DIRECTIONS:
Filter the entries and keep only the lines where the string "color" appears.

THE INPUT:

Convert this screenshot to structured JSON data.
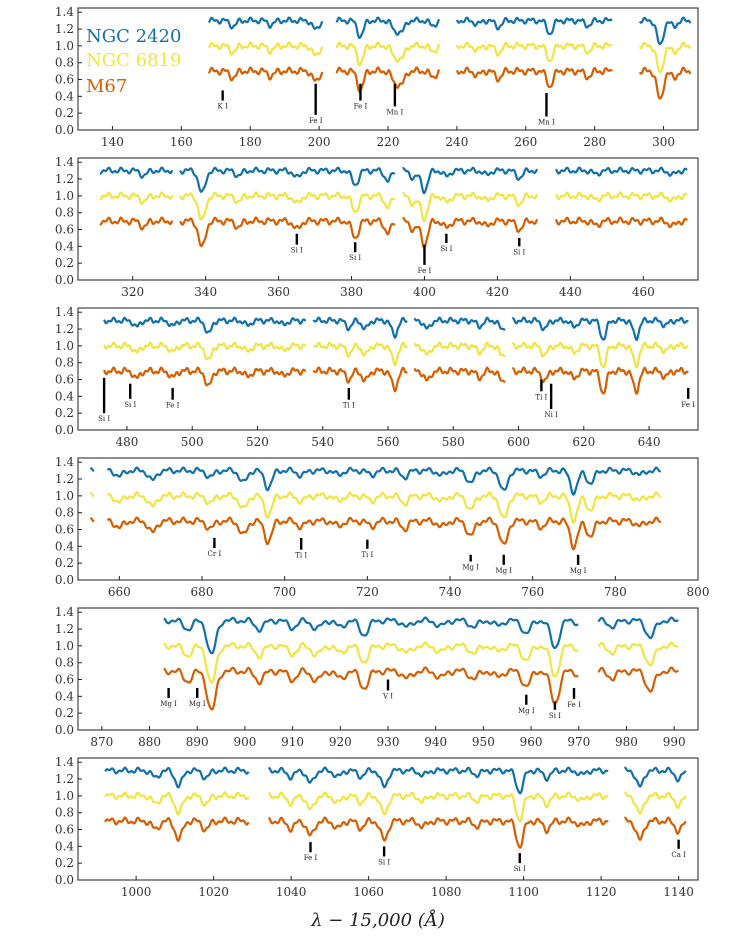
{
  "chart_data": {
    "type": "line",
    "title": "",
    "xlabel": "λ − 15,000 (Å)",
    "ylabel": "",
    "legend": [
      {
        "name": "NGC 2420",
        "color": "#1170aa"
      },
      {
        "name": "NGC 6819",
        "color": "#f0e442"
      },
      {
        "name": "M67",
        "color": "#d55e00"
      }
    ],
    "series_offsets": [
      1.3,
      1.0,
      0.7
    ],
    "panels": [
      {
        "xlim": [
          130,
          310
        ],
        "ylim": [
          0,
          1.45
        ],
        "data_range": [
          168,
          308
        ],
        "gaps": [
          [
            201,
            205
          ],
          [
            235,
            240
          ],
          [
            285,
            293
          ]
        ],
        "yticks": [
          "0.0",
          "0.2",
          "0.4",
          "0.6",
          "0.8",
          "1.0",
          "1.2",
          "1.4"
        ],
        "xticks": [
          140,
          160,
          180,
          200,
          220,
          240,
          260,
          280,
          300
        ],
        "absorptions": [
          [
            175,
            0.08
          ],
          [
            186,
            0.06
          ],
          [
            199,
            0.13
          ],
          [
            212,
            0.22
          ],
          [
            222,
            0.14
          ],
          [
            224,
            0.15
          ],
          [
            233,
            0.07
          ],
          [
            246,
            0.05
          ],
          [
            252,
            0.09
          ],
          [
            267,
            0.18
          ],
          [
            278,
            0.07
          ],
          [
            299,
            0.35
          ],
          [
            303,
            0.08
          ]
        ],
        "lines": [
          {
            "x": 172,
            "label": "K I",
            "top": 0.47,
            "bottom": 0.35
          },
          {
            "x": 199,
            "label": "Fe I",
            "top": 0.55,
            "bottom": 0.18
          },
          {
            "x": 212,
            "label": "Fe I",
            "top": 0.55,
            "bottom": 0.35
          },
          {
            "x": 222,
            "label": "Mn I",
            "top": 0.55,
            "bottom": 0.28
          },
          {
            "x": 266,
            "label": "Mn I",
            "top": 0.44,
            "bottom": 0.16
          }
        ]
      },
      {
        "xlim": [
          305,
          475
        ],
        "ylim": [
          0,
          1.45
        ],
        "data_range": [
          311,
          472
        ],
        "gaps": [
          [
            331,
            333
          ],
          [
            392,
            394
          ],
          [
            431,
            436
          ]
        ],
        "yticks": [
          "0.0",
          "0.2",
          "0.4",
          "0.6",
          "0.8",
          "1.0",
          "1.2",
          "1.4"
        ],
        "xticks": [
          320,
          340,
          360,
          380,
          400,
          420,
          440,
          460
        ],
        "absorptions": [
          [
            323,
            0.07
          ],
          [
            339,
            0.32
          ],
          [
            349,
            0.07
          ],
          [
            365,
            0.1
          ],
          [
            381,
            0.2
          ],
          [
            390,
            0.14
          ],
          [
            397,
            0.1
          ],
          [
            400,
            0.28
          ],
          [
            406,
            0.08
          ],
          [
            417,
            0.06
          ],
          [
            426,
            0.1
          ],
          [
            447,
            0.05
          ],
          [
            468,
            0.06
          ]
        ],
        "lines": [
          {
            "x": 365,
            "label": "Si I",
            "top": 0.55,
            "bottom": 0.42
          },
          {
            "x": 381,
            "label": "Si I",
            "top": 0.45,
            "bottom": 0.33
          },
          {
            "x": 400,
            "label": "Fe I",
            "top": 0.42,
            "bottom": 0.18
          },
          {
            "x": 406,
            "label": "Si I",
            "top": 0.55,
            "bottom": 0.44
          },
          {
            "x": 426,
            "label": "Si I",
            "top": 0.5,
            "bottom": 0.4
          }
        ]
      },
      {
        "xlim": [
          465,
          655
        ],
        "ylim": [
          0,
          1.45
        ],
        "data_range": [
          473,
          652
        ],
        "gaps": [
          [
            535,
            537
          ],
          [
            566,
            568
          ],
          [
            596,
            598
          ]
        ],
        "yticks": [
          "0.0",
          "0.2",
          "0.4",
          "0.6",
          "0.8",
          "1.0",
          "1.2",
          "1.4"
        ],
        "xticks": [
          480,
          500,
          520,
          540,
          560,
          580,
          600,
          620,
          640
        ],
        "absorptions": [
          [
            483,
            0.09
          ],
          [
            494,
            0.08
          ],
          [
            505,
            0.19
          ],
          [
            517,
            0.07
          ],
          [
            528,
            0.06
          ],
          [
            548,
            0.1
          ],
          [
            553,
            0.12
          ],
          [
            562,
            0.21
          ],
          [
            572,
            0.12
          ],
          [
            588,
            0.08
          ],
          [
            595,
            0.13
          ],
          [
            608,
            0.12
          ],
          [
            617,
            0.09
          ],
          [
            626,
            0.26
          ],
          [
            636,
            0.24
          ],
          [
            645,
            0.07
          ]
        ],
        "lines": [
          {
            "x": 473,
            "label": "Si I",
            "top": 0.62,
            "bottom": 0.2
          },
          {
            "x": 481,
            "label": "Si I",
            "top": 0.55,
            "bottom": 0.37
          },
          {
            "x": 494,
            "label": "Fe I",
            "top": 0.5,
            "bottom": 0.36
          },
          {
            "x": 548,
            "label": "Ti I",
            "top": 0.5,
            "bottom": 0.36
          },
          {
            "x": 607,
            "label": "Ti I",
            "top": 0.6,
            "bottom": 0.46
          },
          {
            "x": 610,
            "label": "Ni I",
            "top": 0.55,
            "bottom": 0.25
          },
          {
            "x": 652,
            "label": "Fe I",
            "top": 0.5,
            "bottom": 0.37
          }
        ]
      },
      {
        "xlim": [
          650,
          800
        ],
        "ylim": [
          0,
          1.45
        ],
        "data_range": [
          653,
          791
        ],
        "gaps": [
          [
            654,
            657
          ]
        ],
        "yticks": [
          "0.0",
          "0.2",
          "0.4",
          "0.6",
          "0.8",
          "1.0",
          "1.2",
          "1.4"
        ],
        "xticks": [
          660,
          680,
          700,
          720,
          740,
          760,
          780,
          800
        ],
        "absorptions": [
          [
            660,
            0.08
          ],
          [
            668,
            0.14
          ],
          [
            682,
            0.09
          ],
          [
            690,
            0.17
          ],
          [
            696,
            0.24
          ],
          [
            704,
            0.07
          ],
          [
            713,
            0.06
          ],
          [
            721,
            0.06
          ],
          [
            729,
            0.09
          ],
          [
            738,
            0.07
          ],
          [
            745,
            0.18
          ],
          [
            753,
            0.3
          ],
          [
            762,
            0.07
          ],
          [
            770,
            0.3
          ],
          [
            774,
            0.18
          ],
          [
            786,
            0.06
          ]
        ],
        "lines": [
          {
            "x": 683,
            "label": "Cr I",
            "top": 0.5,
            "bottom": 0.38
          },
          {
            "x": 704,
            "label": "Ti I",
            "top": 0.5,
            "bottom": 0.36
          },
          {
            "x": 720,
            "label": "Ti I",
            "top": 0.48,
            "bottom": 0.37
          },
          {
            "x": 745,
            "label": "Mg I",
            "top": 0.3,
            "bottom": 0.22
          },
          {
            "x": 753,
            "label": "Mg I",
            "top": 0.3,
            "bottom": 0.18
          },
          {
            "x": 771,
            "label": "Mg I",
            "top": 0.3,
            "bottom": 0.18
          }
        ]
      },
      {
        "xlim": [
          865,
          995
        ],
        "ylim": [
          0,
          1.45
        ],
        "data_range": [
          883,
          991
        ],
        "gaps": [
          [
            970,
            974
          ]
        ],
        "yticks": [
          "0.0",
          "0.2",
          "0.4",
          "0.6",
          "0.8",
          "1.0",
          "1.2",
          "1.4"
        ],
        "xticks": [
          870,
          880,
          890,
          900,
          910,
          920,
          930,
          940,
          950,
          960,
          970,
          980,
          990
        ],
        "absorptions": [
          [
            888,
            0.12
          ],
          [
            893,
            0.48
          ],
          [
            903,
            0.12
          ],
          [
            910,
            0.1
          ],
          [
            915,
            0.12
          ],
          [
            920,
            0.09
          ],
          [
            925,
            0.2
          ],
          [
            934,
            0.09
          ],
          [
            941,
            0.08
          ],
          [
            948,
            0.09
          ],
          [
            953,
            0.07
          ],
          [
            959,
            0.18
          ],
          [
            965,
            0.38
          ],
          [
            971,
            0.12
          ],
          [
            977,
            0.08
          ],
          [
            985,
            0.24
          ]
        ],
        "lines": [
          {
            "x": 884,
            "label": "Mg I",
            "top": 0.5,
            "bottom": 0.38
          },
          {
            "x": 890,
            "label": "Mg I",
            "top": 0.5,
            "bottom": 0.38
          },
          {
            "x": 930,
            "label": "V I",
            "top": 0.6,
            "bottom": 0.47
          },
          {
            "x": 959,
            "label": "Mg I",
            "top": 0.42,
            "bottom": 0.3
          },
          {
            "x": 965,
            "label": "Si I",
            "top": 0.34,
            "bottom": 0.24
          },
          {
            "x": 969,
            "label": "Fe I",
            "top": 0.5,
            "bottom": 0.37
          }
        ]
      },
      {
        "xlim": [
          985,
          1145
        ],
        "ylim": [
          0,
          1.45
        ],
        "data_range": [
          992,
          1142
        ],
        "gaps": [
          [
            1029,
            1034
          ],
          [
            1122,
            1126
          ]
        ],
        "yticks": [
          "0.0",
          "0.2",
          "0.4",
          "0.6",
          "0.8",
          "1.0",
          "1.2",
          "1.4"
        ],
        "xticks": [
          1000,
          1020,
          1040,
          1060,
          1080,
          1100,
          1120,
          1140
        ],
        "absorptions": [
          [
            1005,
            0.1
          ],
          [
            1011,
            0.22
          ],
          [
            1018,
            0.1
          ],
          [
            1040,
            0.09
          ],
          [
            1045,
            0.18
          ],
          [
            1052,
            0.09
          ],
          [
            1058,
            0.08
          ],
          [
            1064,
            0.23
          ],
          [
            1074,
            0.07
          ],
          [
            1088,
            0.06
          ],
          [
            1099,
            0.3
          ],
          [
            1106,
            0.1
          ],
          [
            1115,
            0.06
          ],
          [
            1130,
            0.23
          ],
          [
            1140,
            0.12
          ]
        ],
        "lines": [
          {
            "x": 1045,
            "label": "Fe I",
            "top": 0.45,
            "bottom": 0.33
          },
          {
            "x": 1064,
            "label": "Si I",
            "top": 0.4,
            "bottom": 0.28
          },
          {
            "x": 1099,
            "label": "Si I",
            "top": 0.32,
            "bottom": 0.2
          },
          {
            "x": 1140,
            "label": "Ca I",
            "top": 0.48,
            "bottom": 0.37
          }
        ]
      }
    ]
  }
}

COMPLETED TASK:
        "color": "#1170aa"
        "color": "#f0e442"
        "color": "#d55e00"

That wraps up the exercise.